[Items listed in a dataset]
================================

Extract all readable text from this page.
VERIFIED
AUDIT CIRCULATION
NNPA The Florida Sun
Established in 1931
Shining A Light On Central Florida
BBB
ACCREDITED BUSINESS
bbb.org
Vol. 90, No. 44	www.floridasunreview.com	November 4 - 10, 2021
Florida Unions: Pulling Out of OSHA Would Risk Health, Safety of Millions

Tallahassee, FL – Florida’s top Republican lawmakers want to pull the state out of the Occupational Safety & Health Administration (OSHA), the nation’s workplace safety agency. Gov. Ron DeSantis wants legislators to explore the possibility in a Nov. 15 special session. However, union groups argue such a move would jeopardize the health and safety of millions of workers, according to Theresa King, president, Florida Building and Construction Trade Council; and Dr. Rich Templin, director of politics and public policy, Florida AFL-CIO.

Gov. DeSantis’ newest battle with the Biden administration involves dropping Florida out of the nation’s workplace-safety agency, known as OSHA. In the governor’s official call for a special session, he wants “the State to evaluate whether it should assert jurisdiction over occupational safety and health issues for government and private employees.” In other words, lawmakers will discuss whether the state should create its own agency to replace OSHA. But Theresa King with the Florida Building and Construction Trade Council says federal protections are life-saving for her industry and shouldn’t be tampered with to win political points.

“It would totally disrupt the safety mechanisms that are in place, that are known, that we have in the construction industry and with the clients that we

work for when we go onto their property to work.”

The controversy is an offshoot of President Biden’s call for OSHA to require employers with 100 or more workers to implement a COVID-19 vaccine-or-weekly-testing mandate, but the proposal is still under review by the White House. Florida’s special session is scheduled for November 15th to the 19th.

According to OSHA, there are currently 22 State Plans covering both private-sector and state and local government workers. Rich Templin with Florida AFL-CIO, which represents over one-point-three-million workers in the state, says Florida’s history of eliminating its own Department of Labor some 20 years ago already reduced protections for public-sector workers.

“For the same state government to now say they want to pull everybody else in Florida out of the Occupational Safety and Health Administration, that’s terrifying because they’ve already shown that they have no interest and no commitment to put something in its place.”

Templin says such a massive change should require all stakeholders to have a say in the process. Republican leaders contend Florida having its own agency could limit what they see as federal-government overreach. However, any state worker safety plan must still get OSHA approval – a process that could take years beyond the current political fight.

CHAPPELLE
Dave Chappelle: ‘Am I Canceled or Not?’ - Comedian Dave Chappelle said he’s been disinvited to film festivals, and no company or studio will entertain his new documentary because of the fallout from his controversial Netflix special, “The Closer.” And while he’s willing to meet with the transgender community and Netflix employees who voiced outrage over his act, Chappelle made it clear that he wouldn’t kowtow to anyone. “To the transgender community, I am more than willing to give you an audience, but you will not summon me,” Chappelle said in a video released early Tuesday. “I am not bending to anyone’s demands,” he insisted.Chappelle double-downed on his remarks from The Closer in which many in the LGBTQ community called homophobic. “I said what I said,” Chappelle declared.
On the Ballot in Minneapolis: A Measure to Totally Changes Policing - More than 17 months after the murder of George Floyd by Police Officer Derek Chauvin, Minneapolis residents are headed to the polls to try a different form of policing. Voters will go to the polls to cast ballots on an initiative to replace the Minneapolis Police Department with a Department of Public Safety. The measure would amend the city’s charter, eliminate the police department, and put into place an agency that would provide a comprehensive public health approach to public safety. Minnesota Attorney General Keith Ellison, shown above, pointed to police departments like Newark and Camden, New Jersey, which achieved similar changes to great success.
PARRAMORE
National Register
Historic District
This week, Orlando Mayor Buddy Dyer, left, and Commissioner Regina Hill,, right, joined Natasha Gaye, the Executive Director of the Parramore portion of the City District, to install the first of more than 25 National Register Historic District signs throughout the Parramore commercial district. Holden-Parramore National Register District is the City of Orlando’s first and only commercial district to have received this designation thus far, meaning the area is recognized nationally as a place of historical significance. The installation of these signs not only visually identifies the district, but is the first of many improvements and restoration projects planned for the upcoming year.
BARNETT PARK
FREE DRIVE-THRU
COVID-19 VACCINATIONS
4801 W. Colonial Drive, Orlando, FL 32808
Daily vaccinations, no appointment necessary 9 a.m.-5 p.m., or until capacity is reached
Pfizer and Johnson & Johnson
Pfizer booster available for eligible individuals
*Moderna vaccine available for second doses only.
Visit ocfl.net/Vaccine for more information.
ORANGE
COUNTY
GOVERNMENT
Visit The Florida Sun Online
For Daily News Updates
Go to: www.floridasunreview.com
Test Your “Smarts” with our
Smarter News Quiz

================================

Gather all lines from the records above in which "known" appears.

Task result:
Gov. DeSantis’ newest battle with the Biden administration involves dropping Florida out of the nation’s workplace-safety agency, known as OSHA. In the governor’s official call for a special session, he wants “the State to evaluate whether it should assert jurisdiction over occupational safety and health issues for government and private employees.” In other words, lawmakers will discuss whether the state should create its own agency to replace OSHA. But Theresa King with the Florida Building and Construction Trade Council says federal protections are life-saving for her industry and shouldn’t be tampered with to win political points.
“It would totally disrupt the safety mechanisms that are in place, that are known, that we have in the construction industry and with the clients that we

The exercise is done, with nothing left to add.